#### [DATA SUPPLIED]
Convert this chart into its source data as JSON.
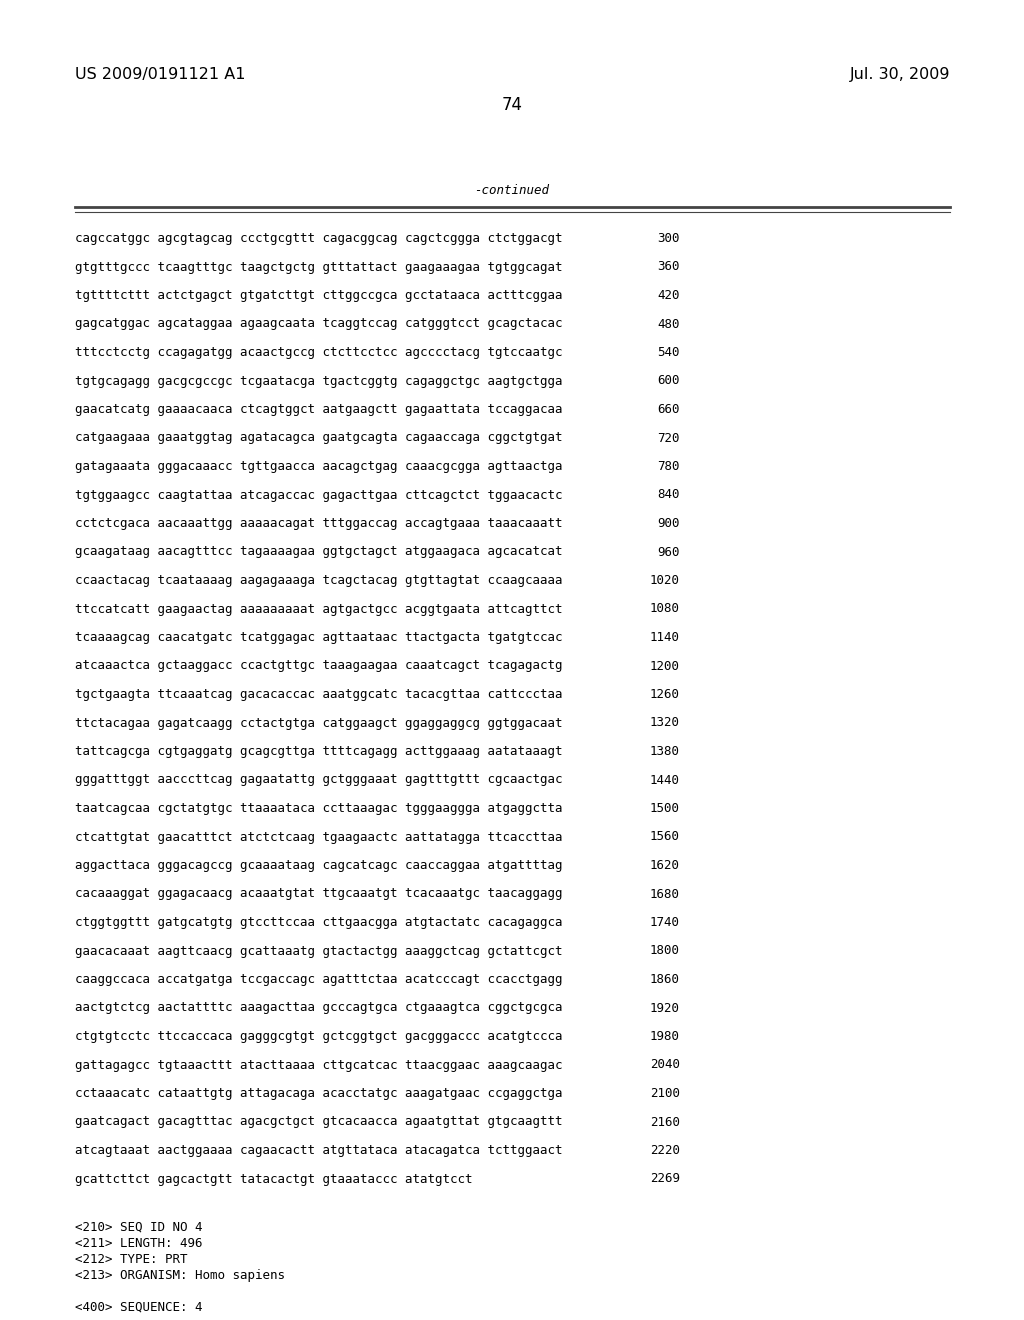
{
  "header_left": "US 2009/0191121 A1",
  "header_right": "Jul. 30, 2009",
  "page_number": "74",
  "continued_label": "-continued",
  "sequence_lines": [
    [
      "cagccatggc agcgtagcag ccctgcgttt cagacggcag cagctcggga ctctggacgt",
      "300"
    ],
    [
      "gtgtttgccc tcaagtttgc taagctgctg gtttattact gaagaaagaa tgtggcagat",
      "360"
    ],
    [
      "tgttttcttt actctgagct gtgatcttgt cttggccgca gcctataaca actttcggaa",
      "420"
    ],
    [
      "gagcatggac agcataggaa agaagcaata tcaggtccag catgggtcct gcagctacac",
      "480"
    ],
    [
      "tttcctcctg ccagagatgg acaactgccg ctcttcctcc agcccctacg tgtccaatgc",
      "540"
    ],
    [
      "tgtgcagagg gacgcgccgc tcgaatacga tgactcggtg cagaggctgc aagtgctgga",
      "600"
    ],
    [
      "gaacatcatg gaaaacaaca ctcagtggct aatgaagctt gagaattata tccaggacaa",
      "660"
    ],
    [
      "catgaagaaa gaaatggtag agatacagca gaatgcagta cagaaccaga cggctgtgat",
      "720"
    ],
    [
      "gatagaaata gggacaaacc tgttgaacca aacagctgag caaacgcgga agttaactga",
      "780"
    ],
    [
      "tgtggaagcc caagtattaa atcagaccac gagacttgaa cttcagctct tggaacactc",
      "840"
    ],
    [
      "cctctcgaca aacaaattgg aaaaacagat tttggaccag accagtgaaa taaacaaatt",
      "900"
    ],
    [
      "gcaagataag aacagtttcc tagaaaagaa ggtgctagct atggaagaca agcacatcat",
      "960"
    ],
    [
      "ccaactacag tcaataaaag aagagaaaga tcagctacag gtgttagtat ccaagcaaaa",
      "1020"
    ],
    [
      "ttccatcatt gaagaactag aaaaaaaaat agtgactgcc acggtgaata attcagttct",
      "1080"
    ],
    [
      "tcaaaagcag caacatgatc tcatggagac agttaataac ttactgacta tgatgtccac",
      "1140"
    ],
    [
      "atcaaactca gctaaggacc ccactgttgc taaagaagaa caaatcagct tcagagactg",
      "1200"
    ],
    [
      "tgctgaagta ttcaaatcag gacacaccac aaatggcatc tacacgttaa cattccctaa",
      "1260"
    ],
    [
      "ttctacagaa gagatcaagg cctactgtga catggaagct ggaggaggcg ggtggacaat",
      "1320"
    ],
    [
      "tattcagcga cgtgaggatg gcagcgttga ttttcagagg acttggaaag aatataaagt",
      "1380"
    ],
    [
      "gggatttggt aacccttcag gagaatattg gctgggaaat gagtttgttt cgcaactgac",
      "1440"
    ],
    [
      "taatcagcaa cgctatgtgc ttaaaataca ccttaaagac tgggaaggga atgaggctta",
      "1500"
    ],
    [
      "ctcattgtat gaacatttct atctctcaag tgaagaactc aattatagga ttcaccttaa",
      "1560"
    ],
    [
      "aggacttaca gggacagccg gcaaaataag cagcatcagc caaccaggaa atgattttag",
      "1620"
    ],
    [
      "cacaaaggat ggagacaacg acaaatgtat ttgcaaatgt tcacaaatgc taacaggagg",
      "1680"
    ],
    [
      "ctggtggttt gatgcatgtg gtccttccaa cttgaacgga atgtactatc cacagaggca",
      "1740"
    ],
    [
      "gaacacaaat aagttcaacg gcattaaatg gtactactgg aaaggctcag gctattcgct",
      "1800"
    ],
    [
      "caaggccaca accatgatga tccgaccagc agatttctaa acatcccagt ccacctgagg",
      "1860"
    ],
    [
      "aactgtctcg aactattttc aaagacttaa gcccagtgca ctgaaagtca cggctgcgca",
      "1920"
    ],
    [
      "ctgtgtcctc ttccaccaca gagggcgtgt gctcggtgct gacgggaccc acatgtccca",
      "1980"
    ],
    [
      "gattagagcc tgtaaacttt atacttaaaa cttgcatcac ttaacggaac aaagcaagac",
      "2040"
    ],
    [
      "cctaaacatc cataattgtg attagacaga acacctatgc aaagatgaac ccgaggctga",
      "2100"
    ],
    [
      "gaatcagact gacagtttac agacgctgct gtcacaacca agaatgttat gtgcaagttt",
      "2160"
    ],
    [
      "atcagtaaat aactggaaaa cagaacactt atgttataca atacagatca tcttggaact",
      "2220"
    ],
    [
      "gcattcttct gagcactgtt tatacactgt gtaaataccc atatgtcct",
      "2269"
    ]
  ],
  "footer_lines": [
    "<210> SEQ ID NO 4",
    "<211> LENGTH: 496",
    "<212> TYPE: PRT",
    "<213> ORGANISM: Homo sapiens",
    "",
    "<400> SEQUENCE: 4"
  ],
  "bg_color": "#ffffff",
  "text_color": "#000000",
  "font_size_header": 11.5,
  "font_size_body": 9.0,
  "font_size_page": 12,
  "line_color": "#444444"
}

#### [DIRECTION]
Copy the whole of the material above exactly, but not its images.

#### [RESPONSE]
Convert this chart into its source data as JSON.
{
  "header_left": "US 2009/0191121 A1",
  "header_right": "Jul. 30, 2009",
  "page_number": "74",
  "continued_label": "-continued",
  "sequence_lines": [
    [
      "cagccatggc agcgtagcag ccctgcgttt cagacggcag cagctcggga ctctggacgt",
      "300"
    ],
    [
      "gtgtttgccc tcaagtttgc taagctgctg gtttattact gaagaaagaa tgtggcagat",
      "360"
    ],
    [
      "tgttttcttt actctgagct gtgatcttgt cttggccgca gcctataaca actttcggaa",
      "420"
    ],
    [
      "gagcatggac agcataggaa agaagcaata tcaggtccag catgggtcct gcagctacac",
      "480"
    ],
    [
      "tttcctcctg ccagagatgg acaactgccg ctcttcctcc agcccctacg tgtccaatgc",
      "540"
    ],
    [
      "tgtgcagagg gacgcgccgc tcgaatacga tgactcggtg cagaggctgc aagtgctgga",
      "600"
    ],
    [
      "gaacatcatg gaaaacaaca ctcagtggct aatgaagctt gagaattata tccaggacaa",
      "660"
    ],
    [
      "catgaagaaa gaaatggtag agatacagca gaatgcagta cagaaccaga cggctgtgat",
      "720"
    ],
    [
      "gatagaaata gggacaaacc tgttgaacca aacagctgag caaacgcgga agttaactga",
      "780"
    ],
    [
      "tgtggaagcc caagtattaa atcagaccac gagacttgaa cttcagctct tggaacactc",
      "840"
    ],
    [
      "cctctcgaca aacaaattgg aaaaacagat tttggaccag accagtgaaa taaacaaatt",
      "900"
    ],
    [
      "gcaagataag aacagtttcc tagaaaagaa ggtgctagct atggaagaca agcacatcat",
      "960"
    ],
    [
      "ccaactacag tcaataaaag aagagaaaga tcagctacag gtgttagtat ccaagcaaaa",
      "1020"
    ],
    [
      "ttccatcatt gaagaactag aaaaaaaaat agtgactgcc acggtgaata attcagttct",
      "1080"
    ],
    [
      "tcaaaagcag caacatgatc tcatggagac agttaataac ttactgacta tgatgtccac",
      "1140"
    ],
    [
      "atcaaactca gctaaggacc ccactgttgc taaagaagaa caaatcagct tcagagactg",
      "1200"
    ],
    [
      "tgctgaagta ttcaaatcag gacacaccac aaatggcatc tacacgttaa cattccctaa",
      "1260"
    ],
    [
      "ttctacagaa gagatcaagg cctactgtga catggaagct ggaggaggcg ggtggacaat",
      "1320"
    ],
    [
      "tattcagcga cgtgaggatg gcagcgttga ttttcagagg acttggaaag aatataaagt",
      "1380"
    ],
    [
      "gggatttggt aacccttcag gagaatattg gctgggaaat gagtttgttt cgcaactgac",
      "1440"
    ],
    [
      "taatcagcaa cgctatgtgc ttaaaataca ccttaaagac tgggaaggga atgaggctta",
      "1500"
    ],
    [
      "ctcattgtat gaacatttct atctctcaag tgaagaactc aattatagga ttcaccttaa",
      "1560"
    ],
    [
      "aggacttaca gggacagccg gcaaaataag cagcatcagc caaccaggaa atgattttag",
      "1620"
    ],
    [
      "cacaaaggat ggagacaacg acaaatgtat ttgcaaatgt tcacaaatgc taacaggagg",
      "1680"
    ],
    [
      "ctggtggttt gatgcatgtg gtccttccaa cttgaacgga atgtactatc cacagaggca",
      "1740"
    ],
    [
      "gaacacaaat aagttcaacg gcattaaatg gtactactgg aaaggctcag gctattcgct",
      "1800"
    ],
    [
      "caaggccaca accatgatga tccgaccagc agatttctaa acatcccagt ccacctgagg",
      "1860"
    ],
    [
      "aactgtctcg aactattttc aaagacttaa gcccagtgca ctgaaagtca cggctgcgca",
      "1920"
    ],
    [
      "ctgtgtcctc ttccaccaca gagggcgtgt gctcggtgct gacgggaccc acatgtccca",
      "1980"
    ],
    [
      "gattagagcc tgtaaacttt atacttaaaa cttgcatcac ttaacggaac aaagcaagac",
      "2040"
    ],
    [
      "cctaaacatc cataattgtg attagacaga acacctatgc aaagatgaac ccgaggctga",
      "2100"
    ],
    [
      "gaatcagact gacagtttac agacgctgct gtcacaacca agaatgttat gtgcaagttt",
      "2160"
    ],
    [
      "atcagtaaat aactggaaaa cagaacactt atgttataca atacagatca tcttggaact",
      "2220"
    ],
    [
      "gcattcttct gagcactgtt tatacactgt gtaaataccc atatgtcct",
      "2269"
    ]
  ],
  "footer_lines": [
    "<210> SEQ ID NO 4",
    "<211> LENGTH: 496",
    "<212> TYPE: PRT",
    "<213> ORGANISM: Homo sapiens",
    "",
    "<400> SEQUENCE: 4"
  ],
  "bg_color": "#ffffff",
  "text_color": "#000000",
  "font_size_header": 11.5,
  "font_size_body": 9.0,
  "font_size_page": 12,
  "line_color": "#444444"
}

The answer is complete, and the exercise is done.